Requirements
Select all lines holding the word "руку" from the entries that follow.

———

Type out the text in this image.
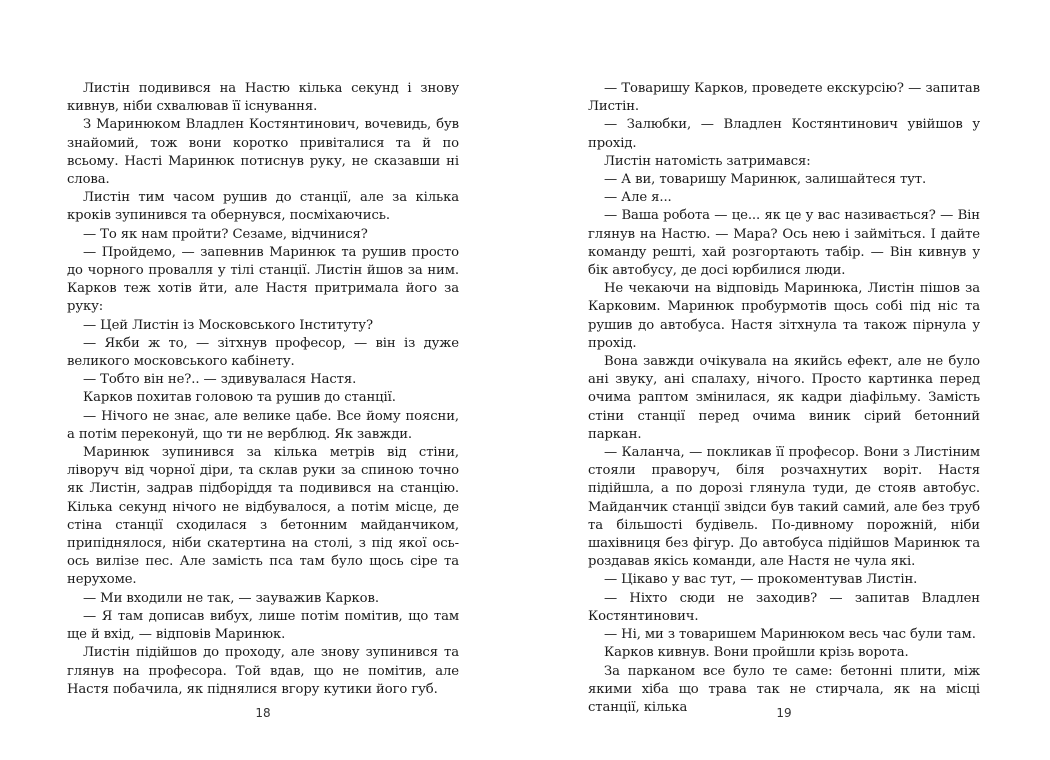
Листін подивився на Настю кілька секунд і знову кивнув, ніби схвалював її існування.

З Маринюком Владлен Костянтинович, вочевидь, був знайомий, тож вони коротко привіталися та й по всьому. Насті Маринюк потиснув руку, не сказавши ні слова.

Листін тим часом рушив до станції, але за кілька кроків зупинився та обернувся, посміхаючись.

— То як нам пройти? Сезаме, відчинися?

— Пройдемо, — запевнив Маринюк та рушив просто до чорного провалля у тілі станції. Листін йшов за ним. Карков теж хотів йти, але Настя притримала його за руку:

— Цей Листін із Московського Інституту?

— Якби ж то, — зітхнув професор, — він із дуже великого московського кабінету.

— Тобто він не?.. — здивувалася Настя.

Карков похитав головою та рушив до станції.

— Нічого не знає, але велике цабе. Все йому поясни, а потім переконуй, що ти не верблюд. Як завжди.

Маринюк зупинився за кілька метрів від стіни, ліворуч від чорної діри, та склав руки за спиною точно як Листін, задрав підборіддя та подивився на станцію. Кілька секунд нічого не відбувалося, а потім місце, де стіна станції сходилася з бетонним майданчиком, припіднялося, ніби скатертина на столі, з під якої ось-ось вилізе пес. Але замість пса там було щось сіре та нерухоме.

— Ми входили не так, — зауважив Карков.

— Я там дописав вибух, лише потім помітив, що там ще й вхід, — відповів Маринюк.

Листін підійшов до проходу, але знову зупинився та глянув на професора. Той вдав, що не помітив, але Настя побачила, як піднялися вгору кутики його губ.

18

— Товаришу Карков, проведете екскурсію? — запитав Листін.

— Залюбки, — Владлен Костянтинович увійшов у прохід.

Листін натомість затримався:

— А ви, товаришу Маринюк, залишайтеся тут.

— Але я...

— Ваша робота — це... як це у вас називається? — Він глянув на Настю. — Мара? Ось нею і займіться. І дайте команду решті, хай розгортають табір. — Він кивнув у бік автобусу, де досі юрбилися люди.

Не чекаючи на відповідь Маринюка, Листін пішов за Карковим. Маринюк пробурмотів щось собі під ніс та рушив до автобуса. Настя зітхнула та також пірнула у прохід.

Вона завжди очікувала на якийсь ефект, але не було ані звуку, ані спалаху, нічого. Просто картинка перед очима раптом змінилася, як кадри діафільму. Замість стіни станції перед очима виник сірий бетонний паркан.

— Каланча, — покликав її професор. Вони з Листіним стояли праворуч, біля розчахнутих воріт. Настя підійшла, а по дорозі глянула туди, де стояв автобус. Майданчик станції звідси був такий самий, але без труб та більшості будівель. По-дивному порожній, ніби шахівниця без фігур. До автобуса підійшов Маринюк та роздавав якісь команди, але Настя не чула які.

— Цікаво у вас тут, — прокоментував Листін.

— Ніхто сюди не заходив? — запитав Владлен Костянтинович.

— Ні, ми з товаришем Маринюком весь час були там.

Карков кивнув. Вони пройшли крізь ворота.

За парканом все було те саме: бетонні плити, між якими хіба що трава так не стирчала, як на місці станції, кілька	19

———

Result of this task
З Маринюком Владлен Костянтинович, вочевидь, був знайомий, тож вони коротко привіталися та й по всьому. Насті Маринюк потиснув руку, не сказавши ні слова.
— Пройдемо, — запевнив Маринюк та рушив просто до чорного провалля у тілі станції. Листін йшов за ним. Карков теж хотів йти, але Настя притримала його за руку:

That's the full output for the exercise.